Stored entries
-- START --
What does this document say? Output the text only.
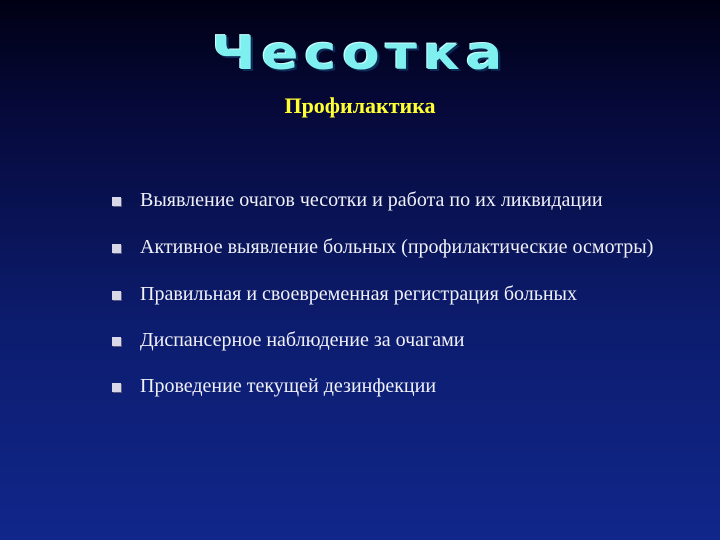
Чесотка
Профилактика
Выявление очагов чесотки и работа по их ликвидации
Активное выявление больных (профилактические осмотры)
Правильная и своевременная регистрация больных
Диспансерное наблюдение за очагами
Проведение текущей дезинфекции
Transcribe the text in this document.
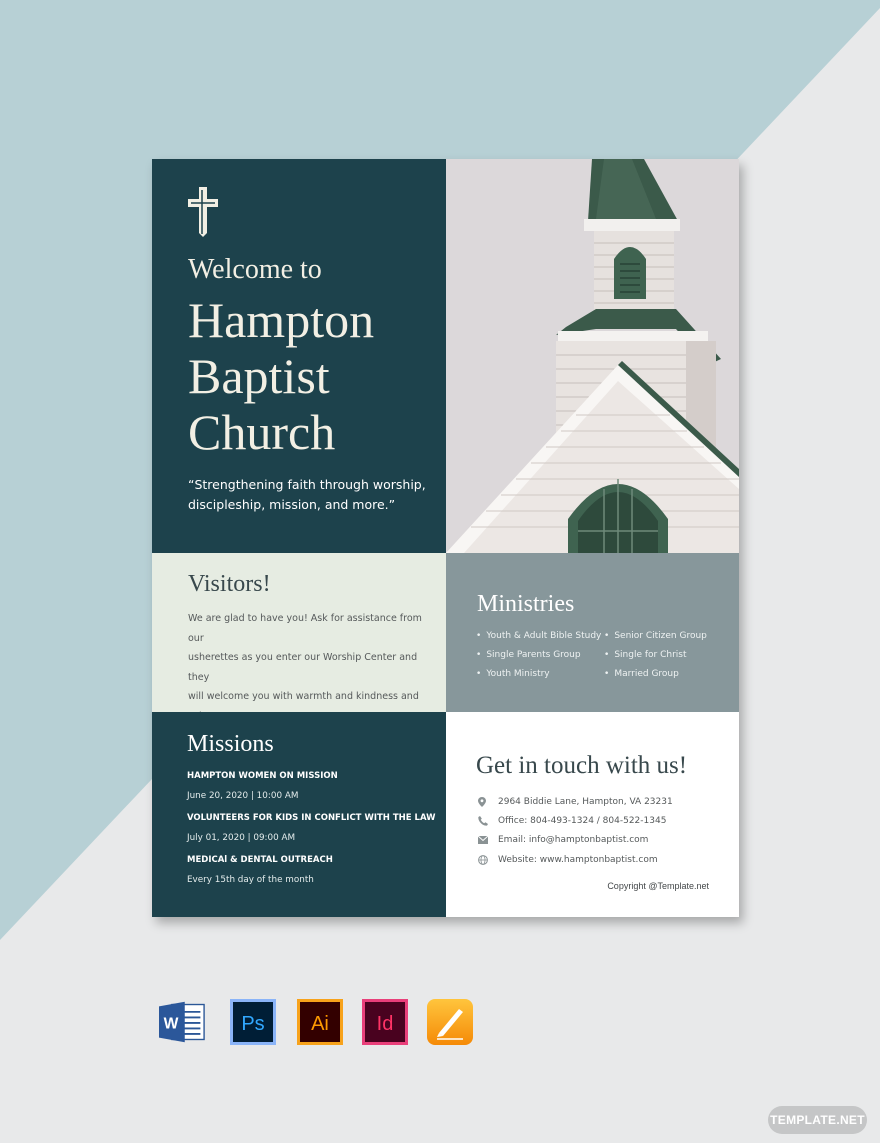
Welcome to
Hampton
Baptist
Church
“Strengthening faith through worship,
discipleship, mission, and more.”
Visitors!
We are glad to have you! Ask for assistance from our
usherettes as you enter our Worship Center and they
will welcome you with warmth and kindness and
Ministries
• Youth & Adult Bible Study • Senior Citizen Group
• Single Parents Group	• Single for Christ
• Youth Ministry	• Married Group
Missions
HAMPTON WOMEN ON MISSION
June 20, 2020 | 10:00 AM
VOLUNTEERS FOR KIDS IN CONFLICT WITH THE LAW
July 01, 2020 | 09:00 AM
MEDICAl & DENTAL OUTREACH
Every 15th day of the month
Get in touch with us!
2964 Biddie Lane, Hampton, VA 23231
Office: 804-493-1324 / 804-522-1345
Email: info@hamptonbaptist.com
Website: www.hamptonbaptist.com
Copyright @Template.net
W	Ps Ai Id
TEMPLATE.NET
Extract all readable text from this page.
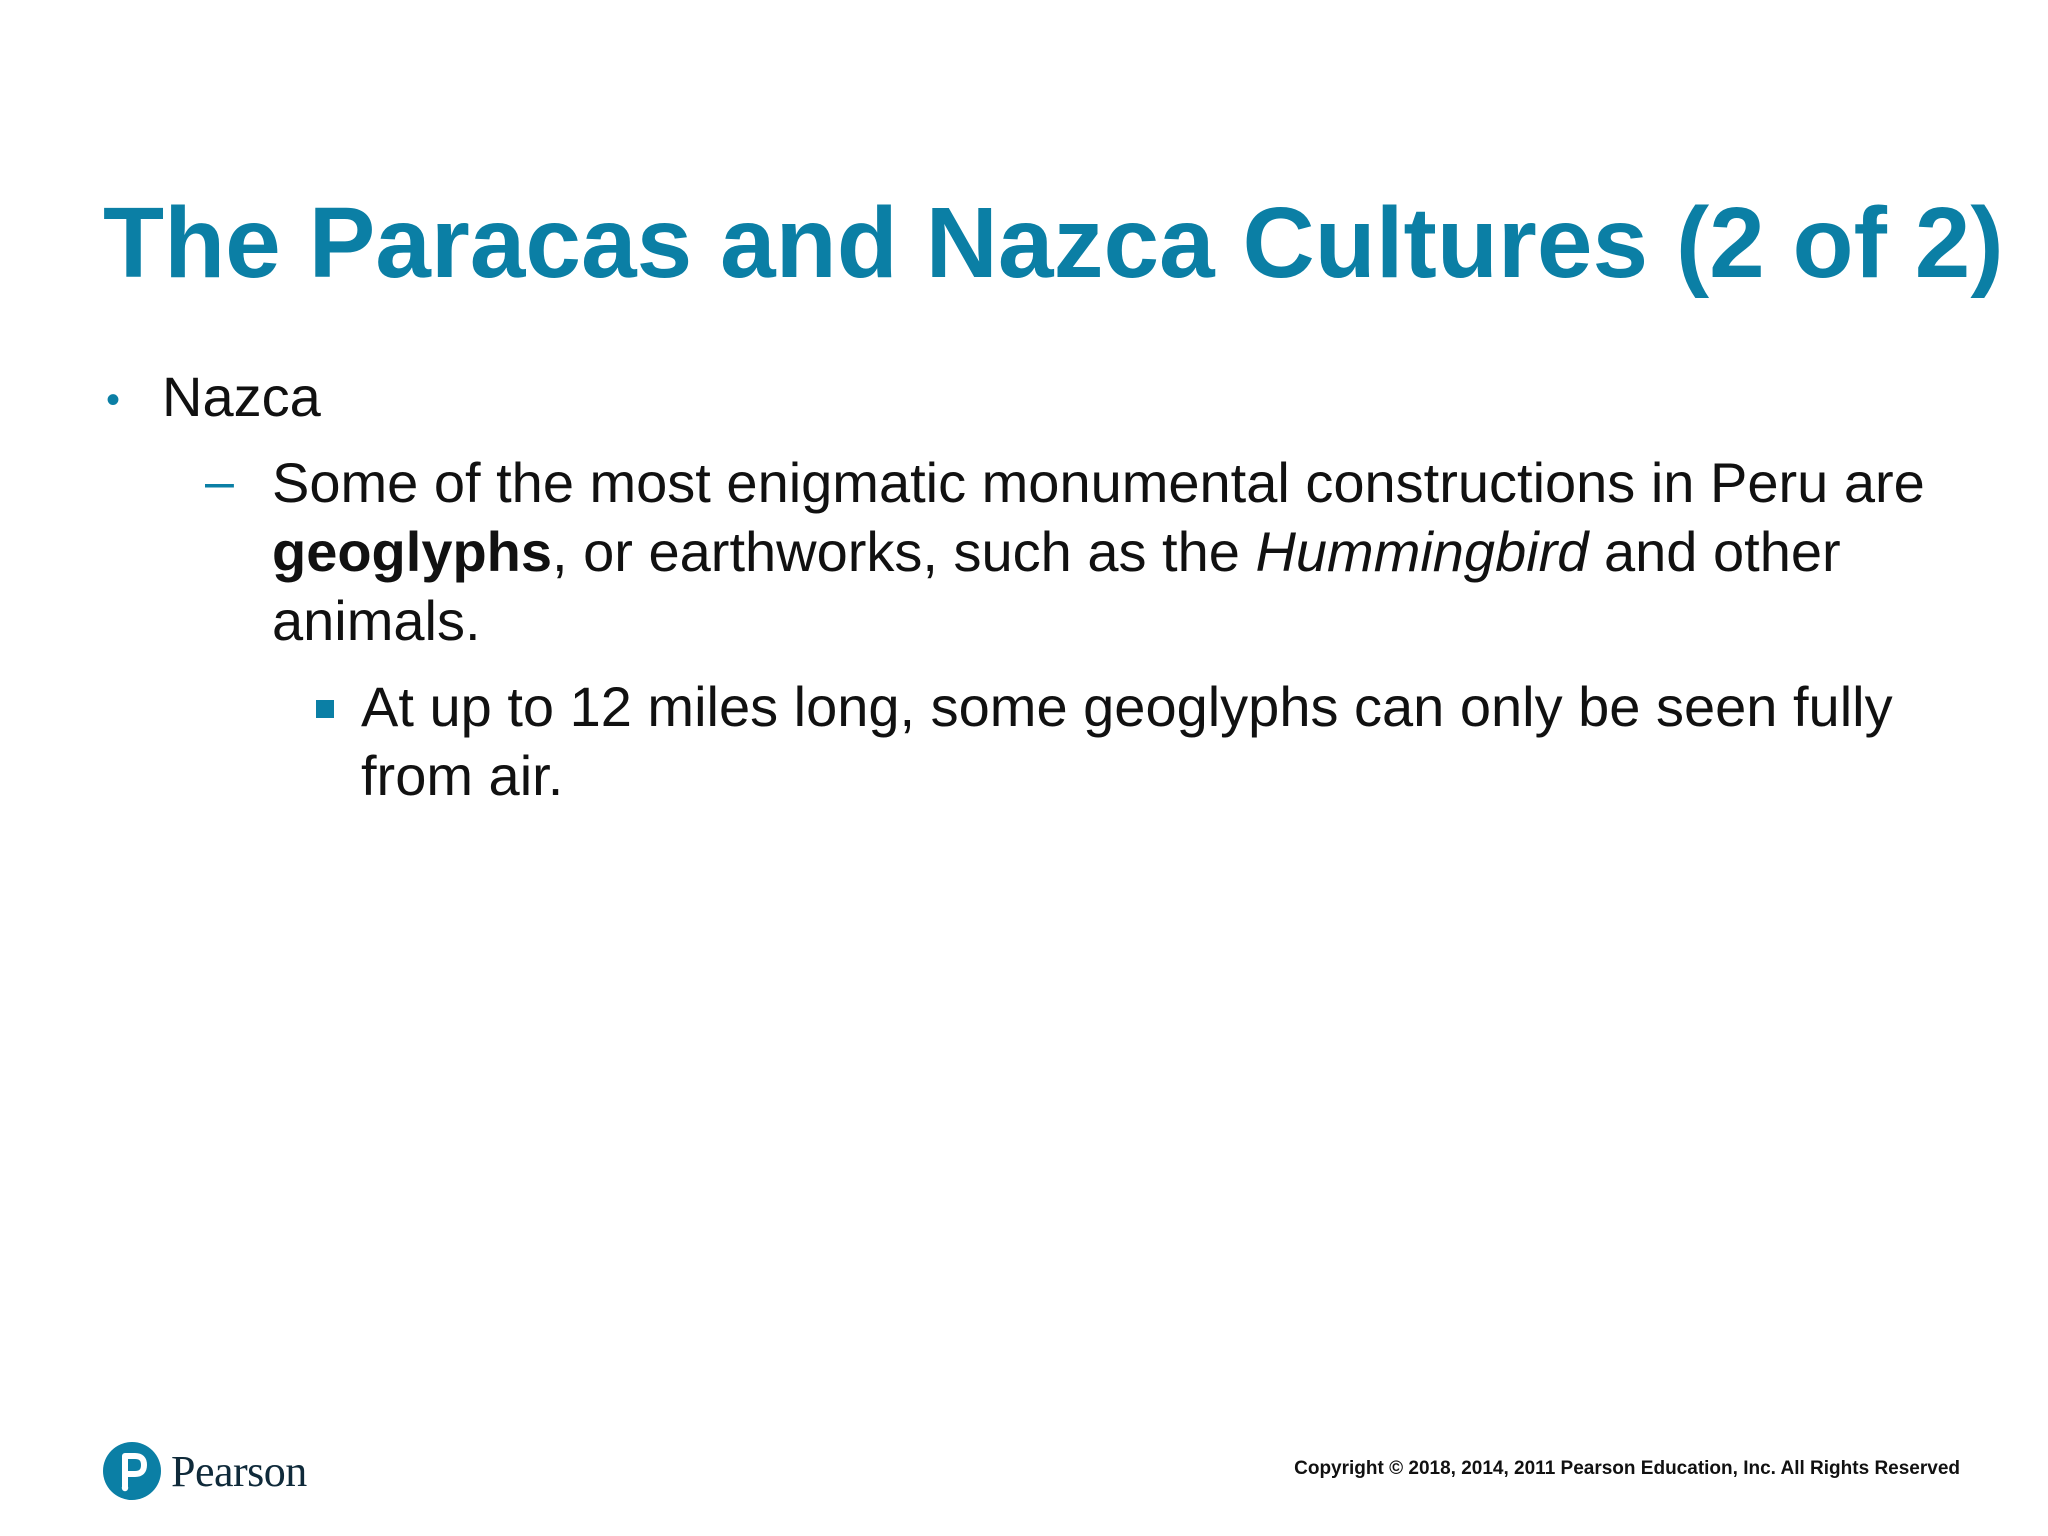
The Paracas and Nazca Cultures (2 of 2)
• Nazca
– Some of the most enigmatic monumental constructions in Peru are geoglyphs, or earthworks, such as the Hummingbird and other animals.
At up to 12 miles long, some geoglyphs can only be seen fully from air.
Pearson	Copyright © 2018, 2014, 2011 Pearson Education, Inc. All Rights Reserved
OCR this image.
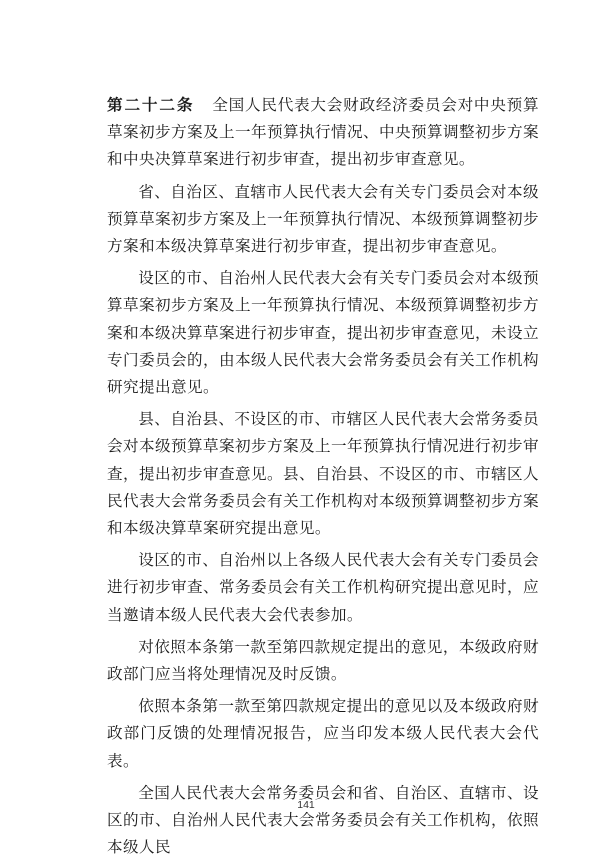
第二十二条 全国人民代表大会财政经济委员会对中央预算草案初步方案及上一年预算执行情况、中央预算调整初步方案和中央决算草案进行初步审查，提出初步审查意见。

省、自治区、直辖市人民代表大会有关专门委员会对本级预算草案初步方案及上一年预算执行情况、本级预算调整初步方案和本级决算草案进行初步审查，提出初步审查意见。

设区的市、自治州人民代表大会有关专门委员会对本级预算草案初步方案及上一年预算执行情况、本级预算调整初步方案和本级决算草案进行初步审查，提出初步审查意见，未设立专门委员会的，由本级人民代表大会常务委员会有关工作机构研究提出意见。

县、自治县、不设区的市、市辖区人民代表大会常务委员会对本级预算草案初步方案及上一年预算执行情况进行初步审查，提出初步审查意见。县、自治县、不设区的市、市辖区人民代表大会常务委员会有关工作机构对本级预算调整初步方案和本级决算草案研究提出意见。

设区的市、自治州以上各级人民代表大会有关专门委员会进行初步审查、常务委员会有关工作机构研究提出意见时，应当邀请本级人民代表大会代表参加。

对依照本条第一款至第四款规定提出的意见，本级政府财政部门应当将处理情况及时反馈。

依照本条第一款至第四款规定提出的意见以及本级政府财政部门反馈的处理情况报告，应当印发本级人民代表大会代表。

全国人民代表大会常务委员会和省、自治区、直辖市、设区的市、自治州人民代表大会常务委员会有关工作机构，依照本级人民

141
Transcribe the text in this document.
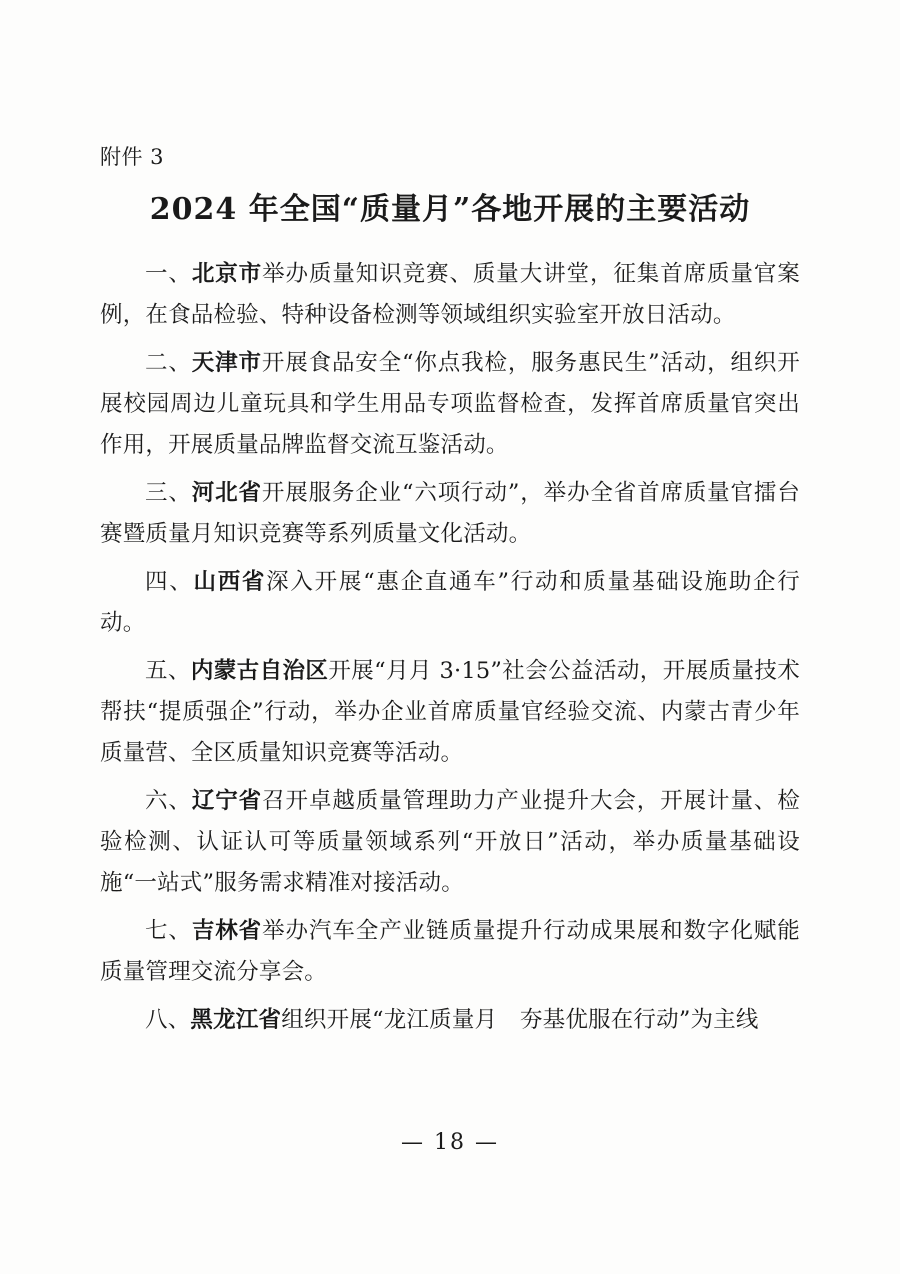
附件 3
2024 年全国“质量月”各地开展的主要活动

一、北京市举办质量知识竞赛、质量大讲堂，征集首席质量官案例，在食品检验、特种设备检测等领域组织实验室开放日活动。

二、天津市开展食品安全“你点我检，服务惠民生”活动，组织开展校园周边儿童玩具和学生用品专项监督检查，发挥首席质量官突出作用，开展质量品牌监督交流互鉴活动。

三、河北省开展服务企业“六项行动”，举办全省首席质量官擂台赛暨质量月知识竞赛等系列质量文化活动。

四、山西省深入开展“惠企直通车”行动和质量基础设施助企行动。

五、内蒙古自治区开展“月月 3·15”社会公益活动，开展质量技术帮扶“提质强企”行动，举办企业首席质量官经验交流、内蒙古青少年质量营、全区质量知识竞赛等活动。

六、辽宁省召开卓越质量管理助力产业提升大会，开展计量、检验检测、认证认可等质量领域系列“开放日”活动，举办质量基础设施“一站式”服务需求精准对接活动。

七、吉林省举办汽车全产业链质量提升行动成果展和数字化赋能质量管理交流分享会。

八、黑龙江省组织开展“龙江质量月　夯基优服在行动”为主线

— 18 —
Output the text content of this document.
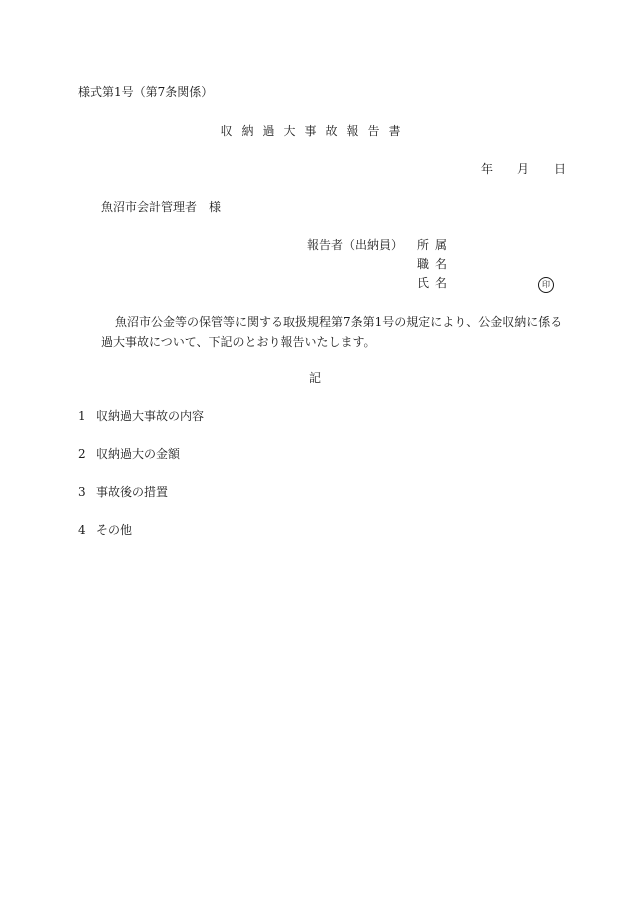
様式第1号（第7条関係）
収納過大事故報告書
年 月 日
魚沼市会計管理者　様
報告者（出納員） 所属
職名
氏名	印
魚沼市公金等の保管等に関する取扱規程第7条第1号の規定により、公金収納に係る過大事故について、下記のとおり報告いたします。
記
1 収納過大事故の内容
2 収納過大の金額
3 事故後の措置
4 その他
-- END --
SET PROBLEM:
All lines of the data above that include the word "this" must be shown.

CORRECT RESPONSE:
What does this document say? Output the text only.
Transcribe the text in this document.
Extract all readable text from this page.
OCR this image.
Transcribe the text in this document.
Output the text content of this document.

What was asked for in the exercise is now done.